• _Task prompt_
Copy out the listing that follows exactly, dropping every picture.

• _Extracted information_
****
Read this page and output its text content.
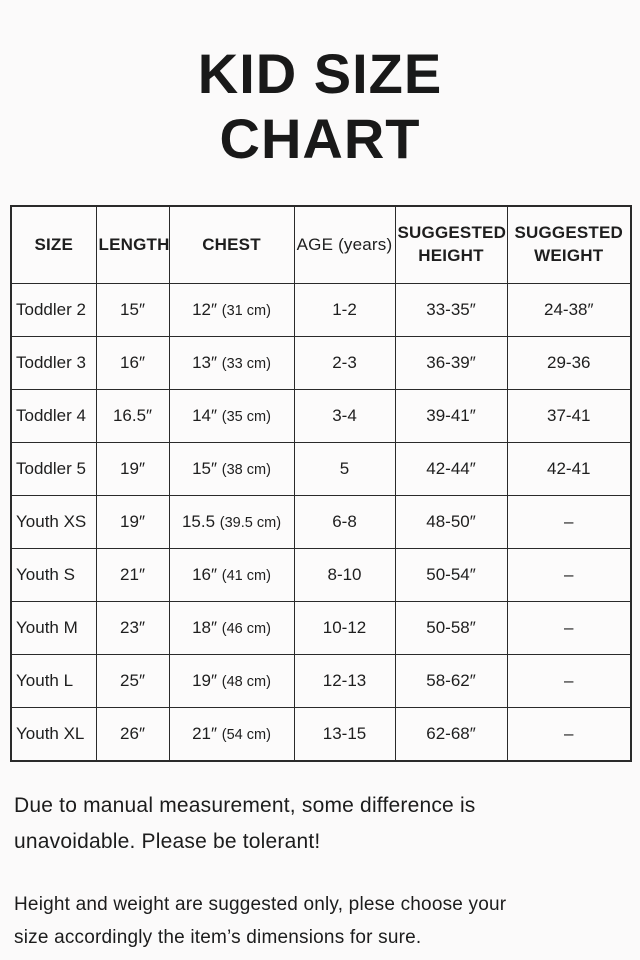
KID SIZE
CHART
SIZE	LENGTH	CHEST	AGE (years)	SUGGESTED HEIGHT	SUGGESTED WEIGHT
Toddler 2	15″	12″ (31 cm)	1-2	33-35″	24-38″
Toddler 3	16″	13″ (33 cm)	2-3	36-39″	29-36
Toddler 4	16.5″	14″ (35 cm)	3-4	39-41″	37-41
Toddler 5	19″	15″ (38 cm)	5	42-44″	42-41
Youth XS	19″	15.5 (39.5 cm)	6-8	48-50″	–
Youth S	21″	16″ (41 cm)	8-10	50-54″	–
Youth M	23″	18″ (46 cm)	10-12	50-58″	–
Youth L	25″	19″ (48 cm)	12-13	58-62″	–
Youth XL	26″	21″ (54 cm)	13-15	62-68″	–

Due to manual measurement, some difference is
unavoidable. Please be tolerant!

Height and weight are suggested only, plese choose your
size accordingly the item’s dimensions for sure.
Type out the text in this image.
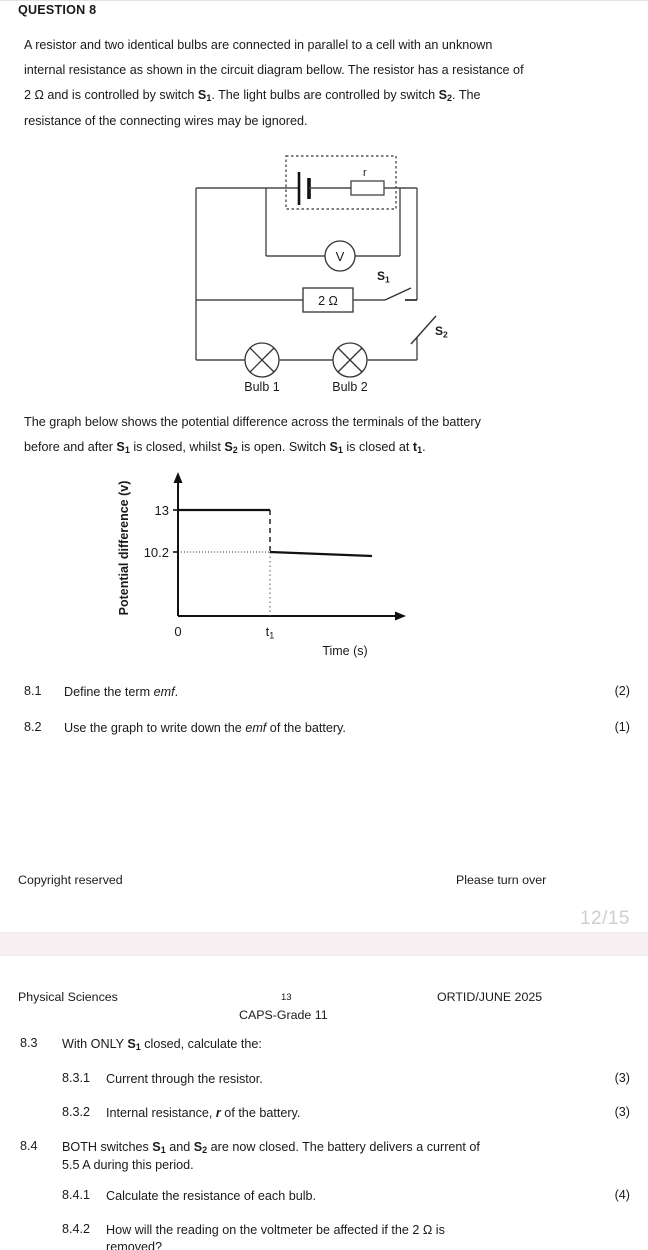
QUESTION 8
A resistor and two identical bulbs are connected in parallel to a cell with an unknown
internal resistance as shown in the circuit diagram bellow. The resistor has a resistance of
2 Ω and is controlled by switch $S_1$. The light bulbs are controlled by switch $S_2$. The
resistance of the connecting wires may be ignored.
r
V
2 Ω
$S_1$
$S_2$
Bulb 1	Bulb 2
The graph below shows the potential difference across the terminals of the battery
before and after $S_1$ is closed, whilst $S_2$ is open. Switch $S_1$ is closed at $t_1$.
Potential difference (v) 13
10.2
0	t1
Time (s)
8.1 Define the term emf.	(2)
8.2 Use the graph to write down the emf of the battery.	(1)
Copyright reserved	Please turn over
12/15
Physical Sciences	13
CAPS-Grade 11
ORTID/JUNE 2025
8.3 With ONLY $S_1$ closed, calculate the:
8.3.1 Current through the resistor.	(3)
8.3.2 Internal resistance, r of the battery.	(3)
8.4 BOTH switches $S_1$ and $S_2$ are now closed. The battery delivers a current of
5.5 A during this period.
8.4.1 Calculate the resistance of each bulb.	(4)
8.4.2 How will the reading on the voltmeter be affected if the 2 Ω is
removed?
****
• _Reply to the exercise_
Read this page and output its text content.
KID SIZE
CHART
SIZE	LENGTH	CHEST	AGE (years)	SUGGESTED HEIGHT	SUGGESTED WEIGHT
Toddler 2	15″	12″ (31 cm)	1-2	33-35″	24-38″
Toddler 3	16″	13″ (33 cm)	2-3	36-39″	29-36
Toddler 4	16.5″	14″ (35 cm)	3-4	39-41″	37-41
Toddler 5	19″	15″ (38 cm)	5	42-44″	42-41
Youth XS	19″	15.5 (39.5 cm)	6-8	48-50″	–
Youth S	21″	16″ (41 cm)	8-10	50-54″	–
Youth M	23″	18″ (46 cm)	10-12	50-58″	–
Youth L	25″	19″ (48 cm)	12-13	58-62″	–
Youth XL	26″	21″ (54 cm)	13-15	62-68″	–

Due to manual measurement, some difference is
unavoidable. Please be tolerant!

Height and weight are suggested only, plese choose your
size accordingly the item’s dimensions for sure.
Type out the text in this image.
QUESTION 8
A resistor and two identical bulbs are connected in parallel to a cell with an unknown
internal resistance as shown in the circuit diagram bellow. The resistor has a resistance of
2 Ω and is controlled by switch $S_1$. The light bulbs are controlled by switch $S_2$. The
resistance of the connecting wires may be ignored.
r
V
2 Ω
$S_1$
$S_2$
Bulb 1	Bulb 2
The graph below shows the potential difference across the terminals of the battery
before and after $S_1$ is closed, whilst $S_2$ is open. Switch $S_1$ is closed at $t_1$.
Potential difference (v) 13
10.2
0	t1
Time (s)
8.1 Define the term emf.	(2)
8.2 Use the graph to write down the emf of the battery.	(1)
Copyright reserved	Please turn over
12/15
Physical Sciences	13
CAPS-Grade 11
ORTID/JUNE 2025
8.3 With ONLY $S_1$ closed, calculate the:
8.3.1 Current through the resistor.	(3)
8.3.2 Internal resistance, r of the battery.	(3)
8.4 BOTH switches $S_1$ and $S_2$ are now closed. The battery delivers a current of
5.5 A during this period.
8.4.1 Calculate the resistance of each bulb.	(4)
8.4.2 How will the reading on the voltmeter be affected if the 2 Ω is
removed?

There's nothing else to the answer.